=== To do ===
Only the lines from the one containing "Transcribe the text in this document." through the final line of the material below should be output, exactly as they stand.

=== Records shown ===
+++++
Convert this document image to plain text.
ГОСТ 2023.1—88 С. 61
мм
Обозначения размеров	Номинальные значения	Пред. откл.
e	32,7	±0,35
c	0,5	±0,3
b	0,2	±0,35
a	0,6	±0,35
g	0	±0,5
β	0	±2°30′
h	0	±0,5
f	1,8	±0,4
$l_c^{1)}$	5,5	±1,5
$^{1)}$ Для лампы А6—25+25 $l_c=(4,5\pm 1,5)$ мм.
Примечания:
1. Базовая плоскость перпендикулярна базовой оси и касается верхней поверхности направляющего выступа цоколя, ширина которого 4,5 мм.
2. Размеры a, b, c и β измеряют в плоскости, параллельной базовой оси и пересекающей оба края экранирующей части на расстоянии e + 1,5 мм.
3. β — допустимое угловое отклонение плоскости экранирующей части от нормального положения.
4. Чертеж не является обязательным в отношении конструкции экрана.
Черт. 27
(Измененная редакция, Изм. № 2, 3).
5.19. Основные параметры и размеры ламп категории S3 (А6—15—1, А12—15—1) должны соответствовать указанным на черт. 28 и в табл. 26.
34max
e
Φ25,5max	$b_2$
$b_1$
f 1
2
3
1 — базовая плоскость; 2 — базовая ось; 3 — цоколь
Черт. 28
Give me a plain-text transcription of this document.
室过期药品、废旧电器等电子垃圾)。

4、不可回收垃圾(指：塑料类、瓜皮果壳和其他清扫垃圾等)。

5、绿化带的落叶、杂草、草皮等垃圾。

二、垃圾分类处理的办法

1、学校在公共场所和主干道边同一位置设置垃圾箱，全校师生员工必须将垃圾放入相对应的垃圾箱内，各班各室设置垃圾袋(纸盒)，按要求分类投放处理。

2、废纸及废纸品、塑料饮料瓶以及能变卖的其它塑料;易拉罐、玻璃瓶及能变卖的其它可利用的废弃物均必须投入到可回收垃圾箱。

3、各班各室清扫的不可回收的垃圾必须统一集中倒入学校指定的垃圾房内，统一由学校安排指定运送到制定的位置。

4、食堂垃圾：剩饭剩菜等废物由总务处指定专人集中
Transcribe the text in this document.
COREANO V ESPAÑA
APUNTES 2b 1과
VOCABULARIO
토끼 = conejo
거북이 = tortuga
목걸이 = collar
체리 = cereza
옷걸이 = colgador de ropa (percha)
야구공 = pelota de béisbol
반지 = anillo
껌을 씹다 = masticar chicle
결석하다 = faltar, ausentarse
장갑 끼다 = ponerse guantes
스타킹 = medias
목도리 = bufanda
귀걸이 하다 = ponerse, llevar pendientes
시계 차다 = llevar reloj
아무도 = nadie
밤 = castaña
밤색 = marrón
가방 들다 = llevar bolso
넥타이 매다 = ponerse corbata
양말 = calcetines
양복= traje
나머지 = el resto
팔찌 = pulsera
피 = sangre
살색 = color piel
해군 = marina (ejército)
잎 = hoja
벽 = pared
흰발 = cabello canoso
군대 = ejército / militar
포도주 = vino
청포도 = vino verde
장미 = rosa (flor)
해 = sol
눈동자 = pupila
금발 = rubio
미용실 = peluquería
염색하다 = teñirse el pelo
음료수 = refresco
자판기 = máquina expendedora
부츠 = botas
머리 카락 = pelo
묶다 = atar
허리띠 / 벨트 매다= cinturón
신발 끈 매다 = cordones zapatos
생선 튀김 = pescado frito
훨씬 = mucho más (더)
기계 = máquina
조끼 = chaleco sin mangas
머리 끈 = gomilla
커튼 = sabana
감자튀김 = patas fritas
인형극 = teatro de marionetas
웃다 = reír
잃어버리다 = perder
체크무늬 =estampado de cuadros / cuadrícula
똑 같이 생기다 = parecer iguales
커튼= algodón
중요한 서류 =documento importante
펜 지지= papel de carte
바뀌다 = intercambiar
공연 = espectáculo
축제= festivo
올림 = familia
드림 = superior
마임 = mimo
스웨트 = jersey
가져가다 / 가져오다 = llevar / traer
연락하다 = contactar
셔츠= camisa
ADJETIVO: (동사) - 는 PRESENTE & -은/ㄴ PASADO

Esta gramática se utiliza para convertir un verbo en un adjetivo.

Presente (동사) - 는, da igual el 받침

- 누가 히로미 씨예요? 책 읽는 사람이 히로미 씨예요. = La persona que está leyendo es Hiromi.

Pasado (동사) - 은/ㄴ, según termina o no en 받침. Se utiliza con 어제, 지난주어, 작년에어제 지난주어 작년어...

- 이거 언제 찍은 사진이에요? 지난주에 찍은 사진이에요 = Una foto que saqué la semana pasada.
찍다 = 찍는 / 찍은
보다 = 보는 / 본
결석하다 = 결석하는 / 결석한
+++++
=== Reply ===
Transcribe the text in this document.
COREANO V ESPAÑA
APUNTES 2b 1과
VOCABULARIO
토끼 = conejo
거북이 = tortuga
목걸이 = collar
체리 = cereza
옷걸이 = colgador de ropa (percha)
야구공 = pelota de béisbol
반지 = anillo
껌을 씹다 = masticar chicle
결석하다 = faltar, ausentarse
장갑 끼다 = ponerse guantes
스타킹 = medias
목도리 = bufanda
귀걸이 하다 = ponerse, llevar pendientes
시계 차다 = llevar reloj
아무도 = nadie
밤 = castaña
밤색 = marrón
가방 들다 = llevar bolso
넥타이 매다 = ponerse corbata
양말 = calcetines
양복= traje
나머지 = el resto
팔찌 = pulsera
피 = sangre
살색 = color piel
해군 = marina (ejército)
잎 = hoja
벽 = pared
흰발 = cabello canoso
군대 = ejército / militar
포도주 = vino
청포도 = vino verde
장미 = rosa (flor)
해 = sol
눈동자 = pupila
금발 = rubio
미용실 = peluquería
염색하다 = teñirse el pelo
음료수 = refresco
자판기 = máquina expendedora
부츠 = botas
머리 카락 = pelo
묶다 = atar
허리띠 / 벨트 매다= cinturón
신발 끈 매다 = cordones zapatos
생선 튀김 = pescado frito
훨씬 = mucho más (더)
기계 = máquina
조끼 = chaleco sin mangas
머리 끈 = gomilla
커튼 = sabana
감자튀김 = patas fritas
인형극 = teatro de marionetas
웃다 = reír
잃어버리다 = perder
체크무늬 =estampado de cuadros / cuadrícula
똑 같이 생기다 = parecer iguales
커튼= algodón
중요한 서류 =documento importante
펜 지지= papel de carte
바뀌다 = intercambiar
공연 = espectáculo
축제= festivo
올림 = familia
드림 = superior
마임 = mimo
스웨트 = jersey
가져가다 / 가져오다 = llevar / traer
연락하다 = contactar
셔츠= camisa
ADJETIVO: (동사) - 는 PRESENTE & -은/ㄴ PASADO

Esta gramática se utiliza para convertir un verbo en un adjetivo.

Presente (동사) - 는, da igual el 받침

- 누가 히로미 씨예요? 책 읽는 사람이 히로미 씨예요. = La persona que está leyendo es Hiromi.

Pasado (동사) - 은/ㄴ, según termina o no en 받침. Se utiliza con 어제, 지난주어, 작년에어제 지난주어 작년어...

- 이거 언제 찍은 사진이에요? 지난주에 찍은 사진이에요 = Una foto que saqué la semana pasada.
찍다 = 찍는 / 찍은
보다 = 보는 / 본
결석하다 = 결석하는 / 결석한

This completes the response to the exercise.